Dataset rows about figures:

<<<<

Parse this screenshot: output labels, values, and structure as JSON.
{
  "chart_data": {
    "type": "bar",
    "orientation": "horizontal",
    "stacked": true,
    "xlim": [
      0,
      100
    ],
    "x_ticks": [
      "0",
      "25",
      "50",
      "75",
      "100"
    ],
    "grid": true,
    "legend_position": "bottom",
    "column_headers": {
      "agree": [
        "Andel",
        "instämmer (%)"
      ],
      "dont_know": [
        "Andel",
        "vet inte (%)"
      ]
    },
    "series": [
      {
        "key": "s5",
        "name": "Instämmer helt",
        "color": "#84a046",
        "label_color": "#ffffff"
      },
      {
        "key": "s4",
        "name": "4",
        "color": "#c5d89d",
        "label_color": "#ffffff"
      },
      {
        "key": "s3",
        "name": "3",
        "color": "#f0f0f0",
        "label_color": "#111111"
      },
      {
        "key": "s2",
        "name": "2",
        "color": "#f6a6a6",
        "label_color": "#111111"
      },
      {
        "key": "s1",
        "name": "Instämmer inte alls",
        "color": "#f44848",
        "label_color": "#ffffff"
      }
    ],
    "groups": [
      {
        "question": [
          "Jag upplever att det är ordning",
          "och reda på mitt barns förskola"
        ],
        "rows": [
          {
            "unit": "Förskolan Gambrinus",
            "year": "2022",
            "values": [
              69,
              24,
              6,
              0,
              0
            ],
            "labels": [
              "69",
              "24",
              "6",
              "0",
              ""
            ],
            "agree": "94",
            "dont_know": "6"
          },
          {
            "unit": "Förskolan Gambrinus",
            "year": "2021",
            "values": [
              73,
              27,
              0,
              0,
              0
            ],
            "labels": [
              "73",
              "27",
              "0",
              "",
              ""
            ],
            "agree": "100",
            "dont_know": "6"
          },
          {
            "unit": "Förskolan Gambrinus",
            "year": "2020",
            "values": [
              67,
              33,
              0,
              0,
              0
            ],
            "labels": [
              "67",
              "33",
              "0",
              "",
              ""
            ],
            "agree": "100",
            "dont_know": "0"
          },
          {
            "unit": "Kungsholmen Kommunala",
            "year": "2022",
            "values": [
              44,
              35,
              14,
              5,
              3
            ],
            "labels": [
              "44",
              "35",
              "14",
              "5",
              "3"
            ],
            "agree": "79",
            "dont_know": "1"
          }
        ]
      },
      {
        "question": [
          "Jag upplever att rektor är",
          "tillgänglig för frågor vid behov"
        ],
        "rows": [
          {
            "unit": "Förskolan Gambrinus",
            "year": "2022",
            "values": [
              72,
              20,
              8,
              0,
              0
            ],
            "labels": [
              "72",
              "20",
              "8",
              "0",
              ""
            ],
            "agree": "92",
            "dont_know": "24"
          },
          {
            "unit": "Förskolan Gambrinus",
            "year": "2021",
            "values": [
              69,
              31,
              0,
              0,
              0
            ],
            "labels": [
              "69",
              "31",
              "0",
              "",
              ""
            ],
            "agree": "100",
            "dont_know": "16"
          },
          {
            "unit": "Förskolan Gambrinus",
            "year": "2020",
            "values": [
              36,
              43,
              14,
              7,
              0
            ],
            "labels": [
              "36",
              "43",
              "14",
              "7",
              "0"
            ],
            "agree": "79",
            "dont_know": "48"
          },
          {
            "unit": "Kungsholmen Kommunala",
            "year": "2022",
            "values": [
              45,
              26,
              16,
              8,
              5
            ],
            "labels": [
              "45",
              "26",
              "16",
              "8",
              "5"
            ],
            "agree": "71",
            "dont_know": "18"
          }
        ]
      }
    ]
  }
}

>>>>

Required work. Every entry must be retyped in full, exactly as given.

Response for this exercise.
Parse this screenshot: output labels, values, and structure as JSON.
{
  "chart_data": {
    "type": "bar",
    "orientation": "horizontal",
    "stacked": true,
    "xlim": [
      0,
      100
    ],
    "x_ticks": [
      "0",
      "25",
      "50",
      "75",
      "100"
    ],
    "grid": true,
    "legend_position": "bottom",
    "column_headers": {
      "agree": [
        "Andel",
        "instämmer (%)"
      ],
      "dont_know": [
        "Andel",
        "vet inte (%)"
      ]
    },
    "series": [
      {
        "key": "s5",
        "name": "Instämmer helt",
        "color": "#84a046",
        "label_color": "#ffffff"
      },
      {
        "key": "s4",
        "name": "4",
        "color": "#c5d89d",
        "label_color": "#ffffff"
      },
      {
        "key": "s3",
        "name": "3",
        "color": "#f0f0f0",
        "label_color": "#111111"
      },
      {
        "key": "s2",
        "name": "2",
        "color": "#f6a6a6",
        "label_color": "#111111"
      },
      {
        "key": "s1",
        "name": "Instämmer inte alls",
        "color": "#f44848",
        "label_color": "#ffffff"
      }
    ],
    "groups": [
      {
        "question": [
          "Jag upplever att det är ordning",
          "och reda på mitt barns förskola"
        ],
        "rows": [
          {
            "unit": "Förskolan Gambrinus",
            "year": "2022",
            "values": [
              69,
              24,
              6,
              0,
              0
            ],
            "labels": [
              "69",
              "24",
              "6",
              "0",
              ""
            ],
            "agree": "94",
            "dont_know": "6"
          },
          {
            "unit": "Förskolan Gambrinus",
            "year": "2021",
            "values": [
              73,
              27,
              0,
              0,
              0
            ],
            "labels": [
              "73",
              "27",
              "0",
              "",
              ""
            ],
            "agree": "100",
            "dont_know": "6"
          },
          {
            "unit": "Förskolan Gambrinus",
            "year": "2020",
            "values": [
              67,
              33,
              0,
              0,
              0
            ],
            "labels": [
              "67",
              "33",
              "0",
              "",
              ""
            ],
            "agree": "100",
            "dont_know": "0"
          },
          {
            "unit": "Kungsholmen Kommunala",
            "year": "2022",
            "values": [
              44,
              35,
              14,
              5,
              3
            ],
            "labels": [
              "44",
              "35",
              "14",
              "5",
              "3"
            ],
            "agree": "79",
            "dont_know": "1"
          }
        ]
      },
      {
        "question": [
          "Jag upplever att rektor är",
          "tillgänglig för frågor vid behov"
        ],
        "rows": [
          {
            "unit": "Förskolan Gambrinus",
            "year": "2022",
            "values": [
              72,
              20,
              8,
              0,
              0
            ],
            "labels": [
              "72",
              "20",
              "8",
              "0",
              ""
            ],
            "agree": "92",
            "dont_know": "24"
          },
          {
            "unit": "Förskolan Gambrinus",
            "year": "2021",
            "values": [
              69,
              31,
              0,
              0,
              0
            ],
            "labels": [
              "69",
              "31",
              "0",
              "",
              ""
            ],
            "agree": "100",
            "dont_know": "16"
          },
          {
            "unit": "Förskolan Gambrinus",
            "year": "2020",
            "values": [
              36,
              43,
              14,
              7,
              0
            ],
            "labels": [
              "36",
              "43",
              "14",
              "7",
              "0"
            ],
            "agree": "79",
            "dont_know": "48"
          },
          {
            "unit": "Kungsholmen Kommunala",
            "year": "2022",
            "values": [
              45,
              26,
              16,
              8,
              5
            ],
            "labels": [
              "45",
              "26",
              "16",
              "8",
              "5"
            ],
            "agree": "71",
            "dont_know": "18"
          }
        ]
      }
    ]
  }
}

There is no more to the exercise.